### Short exercise
In the data below, find every line with the string "教师的智慧" and pull it out.

[Data records]
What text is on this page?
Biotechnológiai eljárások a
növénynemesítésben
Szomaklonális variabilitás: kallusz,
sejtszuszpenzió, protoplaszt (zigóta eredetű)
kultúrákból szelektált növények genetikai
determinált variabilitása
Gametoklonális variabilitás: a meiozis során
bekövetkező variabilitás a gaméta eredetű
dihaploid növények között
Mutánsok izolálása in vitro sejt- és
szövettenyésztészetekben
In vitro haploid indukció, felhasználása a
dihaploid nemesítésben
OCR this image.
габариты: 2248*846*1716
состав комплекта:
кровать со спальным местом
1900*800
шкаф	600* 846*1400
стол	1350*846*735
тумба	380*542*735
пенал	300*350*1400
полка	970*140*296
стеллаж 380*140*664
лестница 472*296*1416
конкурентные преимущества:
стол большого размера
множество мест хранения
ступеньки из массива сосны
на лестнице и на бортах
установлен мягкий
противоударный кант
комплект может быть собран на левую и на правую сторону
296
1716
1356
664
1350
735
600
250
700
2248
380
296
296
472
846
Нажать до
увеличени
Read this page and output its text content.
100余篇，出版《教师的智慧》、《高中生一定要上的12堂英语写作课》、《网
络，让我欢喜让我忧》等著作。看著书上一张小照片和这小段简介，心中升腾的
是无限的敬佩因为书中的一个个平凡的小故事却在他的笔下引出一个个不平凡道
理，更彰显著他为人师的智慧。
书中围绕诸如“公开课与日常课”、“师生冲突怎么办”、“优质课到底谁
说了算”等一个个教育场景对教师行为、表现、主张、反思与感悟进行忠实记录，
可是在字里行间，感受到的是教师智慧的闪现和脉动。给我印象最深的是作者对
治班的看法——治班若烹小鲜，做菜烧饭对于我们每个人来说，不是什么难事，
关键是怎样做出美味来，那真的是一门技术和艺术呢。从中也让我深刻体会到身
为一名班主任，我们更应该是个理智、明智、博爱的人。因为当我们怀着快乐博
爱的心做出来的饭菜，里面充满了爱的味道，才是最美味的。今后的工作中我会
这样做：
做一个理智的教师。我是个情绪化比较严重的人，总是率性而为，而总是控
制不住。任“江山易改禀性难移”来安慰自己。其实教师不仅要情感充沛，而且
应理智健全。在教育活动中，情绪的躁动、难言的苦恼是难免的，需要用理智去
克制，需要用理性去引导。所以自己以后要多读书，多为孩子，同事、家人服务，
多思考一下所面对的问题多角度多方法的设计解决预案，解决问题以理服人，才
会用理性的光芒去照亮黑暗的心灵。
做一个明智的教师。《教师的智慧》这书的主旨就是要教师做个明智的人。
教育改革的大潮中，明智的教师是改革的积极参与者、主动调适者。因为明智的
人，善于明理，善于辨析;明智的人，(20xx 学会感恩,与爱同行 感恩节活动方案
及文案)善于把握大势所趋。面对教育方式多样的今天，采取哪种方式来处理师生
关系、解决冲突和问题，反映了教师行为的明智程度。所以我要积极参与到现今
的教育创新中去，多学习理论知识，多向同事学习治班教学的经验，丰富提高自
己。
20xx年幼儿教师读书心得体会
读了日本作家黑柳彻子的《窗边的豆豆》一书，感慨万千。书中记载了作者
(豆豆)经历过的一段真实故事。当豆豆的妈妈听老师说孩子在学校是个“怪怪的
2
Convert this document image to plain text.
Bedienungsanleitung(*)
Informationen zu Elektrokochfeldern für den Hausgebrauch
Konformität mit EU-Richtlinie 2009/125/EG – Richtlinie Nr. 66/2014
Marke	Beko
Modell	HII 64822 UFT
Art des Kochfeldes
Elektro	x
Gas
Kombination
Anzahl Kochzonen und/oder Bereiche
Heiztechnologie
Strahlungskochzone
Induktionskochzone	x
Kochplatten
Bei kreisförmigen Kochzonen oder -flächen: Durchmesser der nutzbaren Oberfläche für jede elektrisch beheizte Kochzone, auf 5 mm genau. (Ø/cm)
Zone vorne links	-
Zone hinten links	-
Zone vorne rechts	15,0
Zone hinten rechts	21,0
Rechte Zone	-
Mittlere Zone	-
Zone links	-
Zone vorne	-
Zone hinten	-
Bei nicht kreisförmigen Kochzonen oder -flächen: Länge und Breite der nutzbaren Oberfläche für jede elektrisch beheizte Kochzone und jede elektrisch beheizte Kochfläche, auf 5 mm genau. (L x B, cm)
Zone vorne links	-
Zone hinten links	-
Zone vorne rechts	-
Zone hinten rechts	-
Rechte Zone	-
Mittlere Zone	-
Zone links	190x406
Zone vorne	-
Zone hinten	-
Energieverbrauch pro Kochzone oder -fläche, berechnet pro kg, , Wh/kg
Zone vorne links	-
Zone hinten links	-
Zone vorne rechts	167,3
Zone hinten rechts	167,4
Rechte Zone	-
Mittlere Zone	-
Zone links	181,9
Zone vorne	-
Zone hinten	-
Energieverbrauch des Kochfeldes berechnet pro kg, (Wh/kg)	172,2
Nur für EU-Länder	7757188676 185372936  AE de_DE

### The answer
100余篇，出版《教师的智慧》、《高中生一定要上的12堂英语写作课》、《网
做一个明智的教师。《教师的智慧》这书的主旨就是要教师做个明智的人。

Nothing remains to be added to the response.